§ AIM OF THE TASK
Copy out each line of the material in which the word "modern" appears.

======

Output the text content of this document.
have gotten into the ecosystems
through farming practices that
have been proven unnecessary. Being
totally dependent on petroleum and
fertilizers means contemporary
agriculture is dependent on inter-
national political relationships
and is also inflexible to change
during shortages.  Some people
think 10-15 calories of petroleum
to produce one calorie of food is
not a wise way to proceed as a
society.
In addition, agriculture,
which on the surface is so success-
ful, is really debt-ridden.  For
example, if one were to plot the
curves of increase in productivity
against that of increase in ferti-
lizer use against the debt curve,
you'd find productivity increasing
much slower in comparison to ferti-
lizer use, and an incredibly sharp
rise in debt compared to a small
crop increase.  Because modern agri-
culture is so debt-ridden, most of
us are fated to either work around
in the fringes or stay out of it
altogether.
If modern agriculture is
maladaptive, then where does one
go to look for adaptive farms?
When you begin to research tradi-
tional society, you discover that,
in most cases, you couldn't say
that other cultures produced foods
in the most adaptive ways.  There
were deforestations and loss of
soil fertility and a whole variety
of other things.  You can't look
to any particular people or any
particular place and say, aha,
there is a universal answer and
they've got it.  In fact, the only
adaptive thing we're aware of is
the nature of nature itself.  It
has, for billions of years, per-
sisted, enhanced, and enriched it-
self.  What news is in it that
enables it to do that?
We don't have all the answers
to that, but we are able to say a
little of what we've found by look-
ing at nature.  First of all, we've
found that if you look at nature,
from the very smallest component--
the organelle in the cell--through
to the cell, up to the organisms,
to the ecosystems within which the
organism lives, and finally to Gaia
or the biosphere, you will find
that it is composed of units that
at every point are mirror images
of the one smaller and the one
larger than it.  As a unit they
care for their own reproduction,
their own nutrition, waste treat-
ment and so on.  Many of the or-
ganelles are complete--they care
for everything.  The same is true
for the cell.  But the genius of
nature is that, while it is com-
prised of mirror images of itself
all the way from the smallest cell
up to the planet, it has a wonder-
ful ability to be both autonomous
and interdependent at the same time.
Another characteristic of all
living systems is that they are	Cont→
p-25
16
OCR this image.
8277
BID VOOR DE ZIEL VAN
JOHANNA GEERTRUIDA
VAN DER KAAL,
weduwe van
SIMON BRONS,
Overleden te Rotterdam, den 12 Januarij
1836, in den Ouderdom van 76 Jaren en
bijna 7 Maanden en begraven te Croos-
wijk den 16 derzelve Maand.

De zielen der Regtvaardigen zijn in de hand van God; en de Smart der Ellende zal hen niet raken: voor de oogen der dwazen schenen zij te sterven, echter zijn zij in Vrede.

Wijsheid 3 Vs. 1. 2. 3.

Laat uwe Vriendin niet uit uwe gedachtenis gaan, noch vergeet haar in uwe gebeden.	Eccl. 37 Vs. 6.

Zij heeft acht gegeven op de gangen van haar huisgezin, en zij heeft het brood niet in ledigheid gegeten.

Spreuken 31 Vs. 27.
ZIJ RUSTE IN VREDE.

======

§ OUTPUT BELOW
crop increase.  Because modern agri-
If modern agriculture is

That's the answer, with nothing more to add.